What you will do: Note how many lines in the entries contain the string "ritenere", then give that number and nothing else.

Material for this exercise:
□ □ □ □

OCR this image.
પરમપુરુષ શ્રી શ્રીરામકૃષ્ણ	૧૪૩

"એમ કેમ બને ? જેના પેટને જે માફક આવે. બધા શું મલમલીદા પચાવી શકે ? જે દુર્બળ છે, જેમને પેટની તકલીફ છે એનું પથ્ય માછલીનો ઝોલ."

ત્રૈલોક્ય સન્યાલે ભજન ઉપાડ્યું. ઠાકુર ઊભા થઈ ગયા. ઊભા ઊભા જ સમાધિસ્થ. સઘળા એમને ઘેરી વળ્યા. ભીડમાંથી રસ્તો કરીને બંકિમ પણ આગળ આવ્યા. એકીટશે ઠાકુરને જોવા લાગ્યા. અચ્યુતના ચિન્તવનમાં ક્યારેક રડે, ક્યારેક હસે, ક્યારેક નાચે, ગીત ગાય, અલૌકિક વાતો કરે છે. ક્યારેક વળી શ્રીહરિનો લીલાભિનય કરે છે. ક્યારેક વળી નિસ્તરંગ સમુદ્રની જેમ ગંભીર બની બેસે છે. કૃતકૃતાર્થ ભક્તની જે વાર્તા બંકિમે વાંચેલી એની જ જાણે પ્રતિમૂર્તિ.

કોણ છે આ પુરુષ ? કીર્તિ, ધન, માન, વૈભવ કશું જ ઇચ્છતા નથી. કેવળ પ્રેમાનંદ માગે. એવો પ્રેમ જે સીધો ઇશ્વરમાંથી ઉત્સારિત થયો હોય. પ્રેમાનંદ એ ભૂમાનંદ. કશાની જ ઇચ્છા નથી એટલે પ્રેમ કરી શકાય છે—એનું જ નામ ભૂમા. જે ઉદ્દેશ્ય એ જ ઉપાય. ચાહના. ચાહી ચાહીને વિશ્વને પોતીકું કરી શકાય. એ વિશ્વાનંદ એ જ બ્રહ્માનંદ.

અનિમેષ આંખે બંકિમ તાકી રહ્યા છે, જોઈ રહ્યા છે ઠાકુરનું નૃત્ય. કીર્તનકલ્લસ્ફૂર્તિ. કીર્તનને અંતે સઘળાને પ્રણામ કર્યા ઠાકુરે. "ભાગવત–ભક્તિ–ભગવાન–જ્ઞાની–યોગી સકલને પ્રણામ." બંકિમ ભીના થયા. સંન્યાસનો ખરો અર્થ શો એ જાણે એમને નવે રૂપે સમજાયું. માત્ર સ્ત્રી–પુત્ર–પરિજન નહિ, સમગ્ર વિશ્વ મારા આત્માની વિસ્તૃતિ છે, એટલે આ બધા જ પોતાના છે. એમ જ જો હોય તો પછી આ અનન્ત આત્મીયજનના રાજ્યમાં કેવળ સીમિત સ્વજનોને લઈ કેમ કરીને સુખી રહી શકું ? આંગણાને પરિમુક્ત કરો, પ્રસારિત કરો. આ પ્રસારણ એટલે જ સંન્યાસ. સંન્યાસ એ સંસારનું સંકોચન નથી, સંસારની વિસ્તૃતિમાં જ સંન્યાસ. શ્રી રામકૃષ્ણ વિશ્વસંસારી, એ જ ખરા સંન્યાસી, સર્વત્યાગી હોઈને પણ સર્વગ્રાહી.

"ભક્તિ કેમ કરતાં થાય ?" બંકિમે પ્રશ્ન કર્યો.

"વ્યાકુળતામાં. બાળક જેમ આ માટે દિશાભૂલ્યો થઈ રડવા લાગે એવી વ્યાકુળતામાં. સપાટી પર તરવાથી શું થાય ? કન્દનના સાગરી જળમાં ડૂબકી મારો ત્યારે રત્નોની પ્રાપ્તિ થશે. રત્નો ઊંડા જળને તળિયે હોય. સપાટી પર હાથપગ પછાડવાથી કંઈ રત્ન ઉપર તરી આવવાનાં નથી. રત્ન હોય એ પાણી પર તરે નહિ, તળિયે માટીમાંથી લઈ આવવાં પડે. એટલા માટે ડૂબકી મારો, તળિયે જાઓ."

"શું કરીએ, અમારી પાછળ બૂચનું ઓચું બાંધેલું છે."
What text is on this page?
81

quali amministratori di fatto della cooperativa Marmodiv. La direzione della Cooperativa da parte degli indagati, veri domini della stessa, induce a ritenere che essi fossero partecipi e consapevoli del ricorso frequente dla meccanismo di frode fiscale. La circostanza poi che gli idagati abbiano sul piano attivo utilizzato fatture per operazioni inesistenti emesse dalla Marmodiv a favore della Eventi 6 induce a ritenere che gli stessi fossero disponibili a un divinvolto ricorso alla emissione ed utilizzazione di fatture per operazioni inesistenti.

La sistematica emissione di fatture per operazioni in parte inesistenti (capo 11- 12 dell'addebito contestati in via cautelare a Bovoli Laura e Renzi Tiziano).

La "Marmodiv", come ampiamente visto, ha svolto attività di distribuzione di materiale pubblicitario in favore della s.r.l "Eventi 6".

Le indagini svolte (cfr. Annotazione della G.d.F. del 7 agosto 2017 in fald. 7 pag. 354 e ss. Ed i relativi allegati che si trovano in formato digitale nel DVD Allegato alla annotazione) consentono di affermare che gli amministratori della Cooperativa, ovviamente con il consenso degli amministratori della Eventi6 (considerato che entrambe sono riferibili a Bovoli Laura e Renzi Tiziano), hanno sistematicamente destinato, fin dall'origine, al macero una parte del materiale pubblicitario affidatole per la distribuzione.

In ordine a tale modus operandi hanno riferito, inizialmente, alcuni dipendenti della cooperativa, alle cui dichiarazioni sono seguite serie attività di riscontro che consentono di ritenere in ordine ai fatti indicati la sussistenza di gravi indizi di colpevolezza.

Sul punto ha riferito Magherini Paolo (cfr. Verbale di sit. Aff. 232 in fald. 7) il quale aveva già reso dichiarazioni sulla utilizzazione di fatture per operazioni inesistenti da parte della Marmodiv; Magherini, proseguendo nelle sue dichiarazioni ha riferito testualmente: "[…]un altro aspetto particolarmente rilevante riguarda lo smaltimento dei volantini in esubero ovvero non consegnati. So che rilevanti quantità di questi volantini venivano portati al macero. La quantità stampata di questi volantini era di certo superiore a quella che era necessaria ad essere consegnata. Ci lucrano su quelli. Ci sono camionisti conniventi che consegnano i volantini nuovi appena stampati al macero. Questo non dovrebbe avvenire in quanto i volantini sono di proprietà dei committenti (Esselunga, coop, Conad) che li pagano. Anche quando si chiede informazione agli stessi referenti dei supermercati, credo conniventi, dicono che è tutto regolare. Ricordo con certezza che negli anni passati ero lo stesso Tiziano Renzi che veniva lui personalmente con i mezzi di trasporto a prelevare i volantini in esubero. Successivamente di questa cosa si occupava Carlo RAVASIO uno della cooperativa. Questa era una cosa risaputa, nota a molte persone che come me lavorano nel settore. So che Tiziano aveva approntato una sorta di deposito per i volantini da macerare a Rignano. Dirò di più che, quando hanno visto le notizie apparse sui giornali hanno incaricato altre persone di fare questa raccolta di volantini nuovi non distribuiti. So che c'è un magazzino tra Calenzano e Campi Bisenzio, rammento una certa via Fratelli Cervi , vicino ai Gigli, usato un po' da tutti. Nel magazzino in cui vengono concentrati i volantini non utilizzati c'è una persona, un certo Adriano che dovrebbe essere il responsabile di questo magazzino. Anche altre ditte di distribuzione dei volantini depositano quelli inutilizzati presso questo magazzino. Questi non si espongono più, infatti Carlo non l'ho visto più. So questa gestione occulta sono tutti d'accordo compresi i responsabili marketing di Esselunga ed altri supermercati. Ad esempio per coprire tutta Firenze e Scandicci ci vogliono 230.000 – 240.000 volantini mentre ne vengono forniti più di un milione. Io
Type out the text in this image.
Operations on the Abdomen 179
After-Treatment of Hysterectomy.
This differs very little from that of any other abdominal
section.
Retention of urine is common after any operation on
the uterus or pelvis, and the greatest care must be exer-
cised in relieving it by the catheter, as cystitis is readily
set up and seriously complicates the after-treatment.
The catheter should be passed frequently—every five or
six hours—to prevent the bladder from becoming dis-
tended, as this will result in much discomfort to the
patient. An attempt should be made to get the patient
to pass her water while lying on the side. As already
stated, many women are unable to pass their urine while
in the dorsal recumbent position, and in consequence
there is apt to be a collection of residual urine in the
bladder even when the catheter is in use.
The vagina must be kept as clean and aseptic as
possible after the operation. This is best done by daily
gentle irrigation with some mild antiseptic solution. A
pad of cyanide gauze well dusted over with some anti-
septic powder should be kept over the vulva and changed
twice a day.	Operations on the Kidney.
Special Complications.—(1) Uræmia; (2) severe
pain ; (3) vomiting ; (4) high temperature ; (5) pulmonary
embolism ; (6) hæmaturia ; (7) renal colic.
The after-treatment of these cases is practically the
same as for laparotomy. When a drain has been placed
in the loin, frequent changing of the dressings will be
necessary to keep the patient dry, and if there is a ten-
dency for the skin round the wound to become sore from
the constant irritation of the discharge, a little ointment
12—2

□ □ □ □

Task answer: 2